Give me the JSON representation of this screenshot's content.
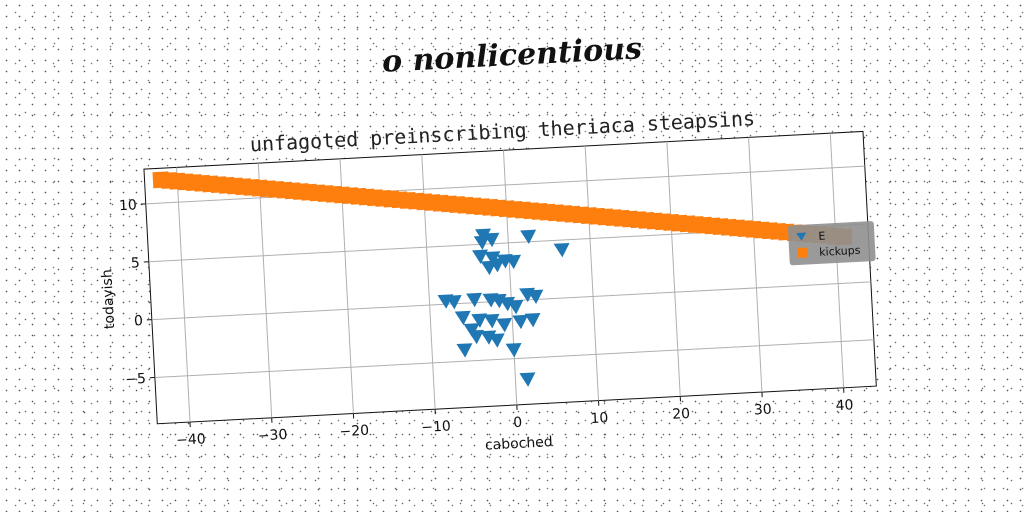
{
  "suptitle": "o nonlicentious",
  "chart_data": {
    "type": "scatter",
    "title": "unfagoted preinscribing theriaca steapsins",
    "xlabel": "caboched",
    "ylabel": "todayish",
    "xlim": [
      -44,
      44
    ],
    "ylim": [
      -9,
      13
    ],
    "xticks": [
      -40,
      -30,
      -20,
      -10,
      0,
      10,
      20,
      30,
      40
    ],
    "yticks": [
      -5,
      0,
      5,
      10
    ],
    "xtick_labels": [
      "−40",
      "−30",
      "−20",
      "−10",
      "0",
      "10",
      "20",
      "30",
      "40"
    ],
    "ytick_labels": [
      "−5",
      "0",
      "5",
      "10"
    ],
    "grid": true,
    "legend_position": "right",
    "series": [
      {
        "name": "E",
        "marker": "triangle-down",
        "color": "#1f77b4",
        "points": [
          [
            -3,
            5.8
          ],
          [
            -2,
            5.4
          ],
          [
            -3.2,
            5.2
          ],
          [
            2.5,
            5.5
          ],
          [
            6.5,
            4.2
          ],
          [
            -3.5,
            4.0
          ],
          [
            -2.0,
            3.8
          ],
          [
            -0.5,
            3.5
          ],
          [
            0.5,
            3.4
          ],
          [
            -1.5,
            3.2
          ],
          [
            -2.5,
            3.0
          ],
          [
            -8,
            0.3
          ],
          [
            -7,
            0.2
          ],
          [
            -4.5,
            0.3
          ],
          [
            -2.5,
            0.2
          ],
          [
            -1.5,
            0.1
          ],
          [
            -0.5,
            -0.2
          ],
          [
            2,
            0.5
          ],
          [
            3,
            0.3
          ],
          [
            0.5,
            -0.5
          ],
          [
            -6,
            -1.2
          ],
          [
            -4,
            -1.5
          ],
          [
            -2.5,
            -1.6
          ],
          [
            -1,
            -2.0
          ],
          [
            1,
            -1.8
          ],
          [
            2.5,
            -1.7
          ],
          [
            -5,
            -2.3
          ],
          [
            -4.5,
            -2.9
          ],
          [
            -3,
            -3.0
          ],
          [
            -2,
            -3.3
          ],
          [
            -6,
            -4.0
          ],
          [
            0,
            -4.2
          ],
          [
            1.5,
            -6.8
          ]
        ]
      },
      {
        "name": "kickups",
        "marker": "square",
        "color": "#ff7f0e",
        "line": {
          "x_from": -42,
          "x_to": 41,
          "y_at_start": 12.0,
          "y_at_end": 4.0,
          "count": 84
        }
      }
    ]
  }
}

● ● ●

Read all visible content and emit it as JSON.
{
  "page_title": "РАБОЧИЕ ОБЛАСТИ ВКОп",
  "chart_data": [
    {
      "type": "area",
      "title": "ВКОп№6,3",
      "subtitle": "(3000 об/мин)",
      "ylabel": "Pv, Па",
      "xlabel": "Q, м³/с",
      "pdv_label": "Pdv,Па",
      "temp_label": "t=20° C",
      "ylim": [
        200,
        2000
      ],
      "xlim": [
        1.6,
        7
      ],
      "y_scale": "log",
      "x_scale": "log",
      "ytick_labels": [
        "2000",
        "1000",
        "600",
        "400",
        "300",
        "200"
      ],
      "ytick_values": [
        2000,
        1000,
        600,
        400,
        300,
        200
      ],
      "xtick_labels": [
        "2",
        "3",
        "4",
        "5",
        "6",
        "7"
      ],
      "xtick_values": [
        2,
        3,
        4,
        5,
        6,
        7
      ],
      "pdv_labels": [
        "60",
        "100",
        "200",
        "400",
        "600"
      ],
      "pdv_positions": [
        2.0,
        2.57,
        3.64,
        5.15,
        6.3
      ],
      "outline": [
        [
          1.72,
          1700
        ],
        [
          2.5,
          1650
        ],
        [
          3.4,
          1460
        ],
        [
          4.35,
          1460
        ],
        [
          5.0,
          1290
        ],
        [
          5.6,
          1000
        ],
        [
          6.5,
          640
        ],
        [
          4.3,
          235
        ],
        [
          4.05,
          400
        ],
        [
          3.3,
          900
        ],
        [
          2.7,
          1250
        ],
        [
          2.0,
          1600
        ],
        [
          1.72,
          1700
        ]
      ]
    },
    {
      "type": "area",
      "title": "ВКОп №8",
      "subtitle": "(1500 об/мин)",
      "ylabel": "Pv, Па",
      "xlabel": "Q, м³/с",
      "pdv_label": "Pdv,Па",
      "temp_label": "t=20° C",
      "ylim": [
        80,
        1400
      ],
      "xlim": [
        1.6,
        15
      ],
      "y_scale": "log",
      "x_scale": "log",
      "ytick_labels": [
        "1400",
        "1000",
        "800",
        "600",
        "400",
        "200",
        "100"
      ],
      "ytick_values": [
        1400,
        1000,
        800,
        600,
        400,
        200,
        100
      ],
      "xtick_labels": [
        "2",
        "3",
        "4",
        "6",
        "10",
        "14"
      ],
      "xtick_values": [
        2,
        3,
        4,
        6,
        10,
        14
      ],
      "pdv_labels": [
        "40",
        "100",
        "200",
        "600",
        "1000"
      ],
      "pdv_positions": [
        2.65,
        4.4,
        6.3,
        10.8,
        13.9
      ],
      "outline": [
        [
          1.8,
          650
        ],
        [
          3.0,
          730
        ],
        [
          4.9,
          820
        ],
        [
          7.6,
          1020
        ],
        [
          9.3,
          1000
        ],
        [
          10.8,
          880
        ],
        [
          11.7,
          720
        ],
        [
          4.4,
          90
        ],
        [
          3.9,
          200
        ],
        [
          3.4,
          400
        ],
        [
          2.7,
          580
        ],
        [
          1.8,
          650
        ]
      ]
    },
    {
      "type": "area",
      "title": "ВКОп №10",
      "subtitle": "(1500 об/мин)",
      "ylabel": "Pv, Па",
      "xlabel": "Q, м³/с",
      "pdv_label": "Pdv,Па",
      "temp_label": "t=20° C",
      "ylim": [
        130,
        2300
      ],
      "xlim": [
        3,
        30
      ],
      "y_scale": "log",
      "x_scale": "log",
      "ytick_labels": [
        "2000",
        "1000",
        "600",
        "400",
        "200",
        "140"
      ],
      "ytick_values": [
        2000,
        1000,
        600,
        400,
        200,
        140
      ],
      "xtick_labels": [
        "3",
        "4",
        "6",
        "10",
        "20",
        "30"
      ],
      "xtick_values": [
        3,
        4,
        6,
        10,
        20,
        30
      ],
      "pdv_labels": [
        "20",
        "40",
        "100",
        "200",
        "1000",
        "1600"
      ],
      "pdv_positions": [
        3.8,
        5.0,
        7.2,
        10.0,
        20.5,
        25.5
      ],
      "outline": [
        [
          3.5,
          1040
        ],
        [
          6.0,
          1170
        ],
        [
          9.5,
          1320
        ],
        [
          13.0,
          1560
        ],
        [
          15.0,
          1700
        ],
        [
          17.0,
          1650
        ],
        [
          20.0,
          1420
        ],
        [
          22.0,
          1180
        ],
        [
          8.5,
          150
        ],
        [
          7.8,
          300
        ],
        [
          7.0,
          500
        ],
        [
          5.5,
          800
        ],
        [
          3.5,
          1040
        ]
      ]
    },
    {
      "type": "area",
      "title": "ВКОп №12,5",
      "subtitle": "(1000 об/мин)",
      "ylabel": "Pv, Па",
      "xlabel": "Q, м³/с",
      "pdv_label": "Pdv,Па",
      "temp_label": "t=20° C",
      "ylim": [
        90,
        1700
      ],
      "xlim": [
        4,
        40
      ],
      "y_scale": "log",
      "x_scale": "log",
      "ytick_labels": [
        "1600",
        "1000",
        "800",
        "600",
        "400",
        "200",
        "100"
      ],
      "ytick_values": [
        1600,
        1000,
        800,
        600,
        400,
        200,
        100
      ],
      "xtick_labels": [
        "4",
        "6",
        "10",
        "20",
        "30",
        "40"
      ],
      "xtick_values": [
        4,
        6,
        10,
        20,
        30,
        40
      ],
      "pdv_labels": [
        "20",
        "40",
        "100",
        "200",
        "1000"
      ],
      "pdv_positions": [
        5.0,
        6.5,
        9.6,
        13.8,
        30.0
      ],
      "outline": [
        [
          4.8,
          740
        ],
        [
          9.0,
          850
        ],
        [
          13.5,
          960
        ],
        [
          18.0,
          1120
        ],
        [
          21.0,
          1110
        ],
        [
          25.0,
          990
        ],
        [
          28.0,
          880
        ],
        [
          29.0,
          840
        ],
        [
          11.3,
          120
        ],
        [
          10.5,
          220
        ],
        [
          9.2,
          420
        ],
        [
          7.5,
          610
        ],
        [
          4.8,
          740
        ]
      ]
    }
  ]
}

● ● ●

TASK DESCRIPTION:
Search the entries for the word "subtitle", then list each line that holds it.

RESULT OF THIS TASK:
      "subtitle": "(3000 об/мин)",
      "subtitle": "(1500 об/мин)",
      "subtitle": "(1500 об/мин)",
      "subtitle": "(1000 об/мин)",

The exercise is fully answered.